## Goal
Return exactly, and only, the lines from the one holding "Output a JSON" through the one holding "Output the underlying", both included; the pictures stay out.

(A block of data)
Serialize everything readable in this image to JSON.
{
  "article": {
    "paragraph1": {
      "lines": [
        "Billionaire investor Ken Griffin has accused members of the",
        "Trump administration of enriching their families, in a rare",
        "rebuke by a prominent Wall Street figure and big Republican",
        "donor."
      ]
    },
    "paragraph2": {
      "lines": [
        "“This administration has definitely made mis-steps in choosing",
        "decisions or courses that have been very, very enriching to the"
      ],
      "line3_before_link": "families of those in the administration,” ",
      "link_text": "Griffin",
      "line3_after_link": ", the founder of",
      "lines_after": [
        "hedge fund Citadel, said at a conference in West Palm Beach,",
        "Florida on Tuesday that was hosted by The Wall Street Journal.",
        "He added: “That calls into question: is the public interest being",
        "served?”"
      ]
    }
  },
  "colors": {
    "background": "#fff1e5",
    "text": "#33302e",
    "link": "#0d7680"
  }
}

...

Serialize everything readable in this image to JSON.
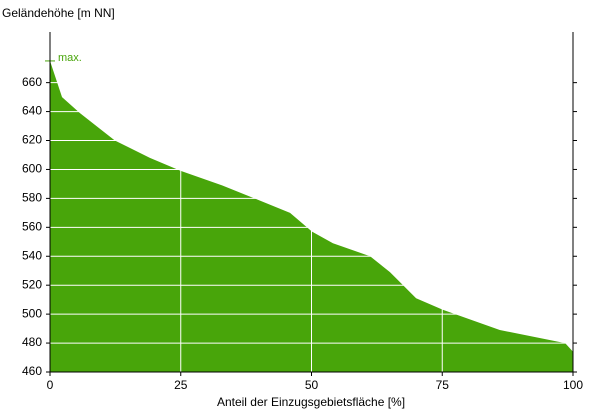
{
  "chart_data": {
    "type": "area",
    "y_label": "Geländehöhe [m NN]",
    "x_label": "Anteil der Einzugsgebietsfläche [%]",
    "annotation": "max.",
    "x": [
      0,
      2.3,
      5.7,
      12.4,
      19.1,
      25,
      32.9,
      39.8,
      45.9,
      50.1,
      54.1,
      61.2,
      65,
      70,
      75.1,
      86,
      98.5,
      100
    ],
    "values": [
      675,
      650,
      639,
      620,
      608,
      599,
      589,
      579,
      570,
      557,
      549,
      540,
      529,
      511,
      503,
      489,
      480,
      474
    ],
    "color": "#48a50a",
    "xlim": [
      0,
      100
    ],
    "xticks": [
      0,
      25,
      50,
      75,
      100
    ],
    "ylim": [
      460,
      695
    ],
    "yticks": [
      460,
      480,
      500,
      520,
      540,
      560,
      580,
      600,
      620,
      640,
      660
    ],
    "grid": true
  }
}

==

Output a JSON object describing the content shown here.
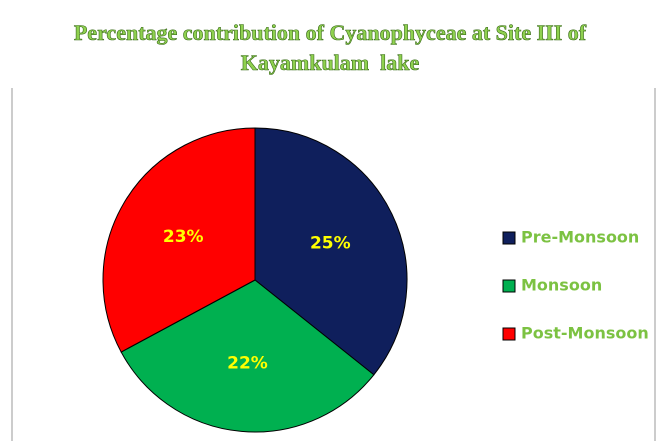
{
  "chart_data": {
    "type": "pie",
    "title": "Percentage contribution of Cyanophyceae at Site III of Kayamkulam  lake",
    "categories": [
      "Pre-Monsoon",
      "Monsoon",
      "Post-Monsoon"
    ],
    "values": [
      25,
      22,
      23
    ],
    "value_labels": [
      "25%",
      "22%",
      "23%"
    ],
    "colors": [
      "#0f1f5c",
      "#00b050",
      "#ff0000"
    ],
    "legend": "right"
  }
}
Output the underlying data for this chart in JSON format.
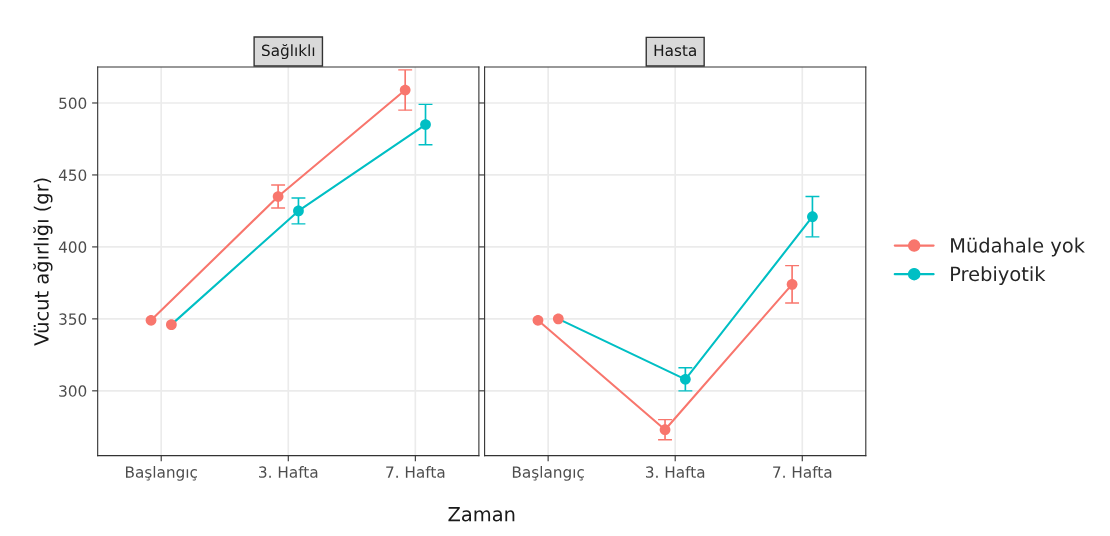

## Answer to the problem
Output a JSON object describing the content shown here.
{
  "chart_data": {
    "type": "pie",
    "title": "Percentage contribution of Cyanophyceae at Site III of Kayamkulam  lake",
    "categories": [
      "Pre-Monsoon",
      "Monsoon",
      "Post-Monsoon"
    ],
    "values": [
      25,
      22,
      23
    ],
    "value_labels": [
      "25%",
      "22%",
      "23%"
    ],
    "colors": [
      "#0f1f5c",
      "#00b050",
      "#ff0000"
    ],
    "legend": "right"
  }
}
Output the underlying data for this chart in JSON format.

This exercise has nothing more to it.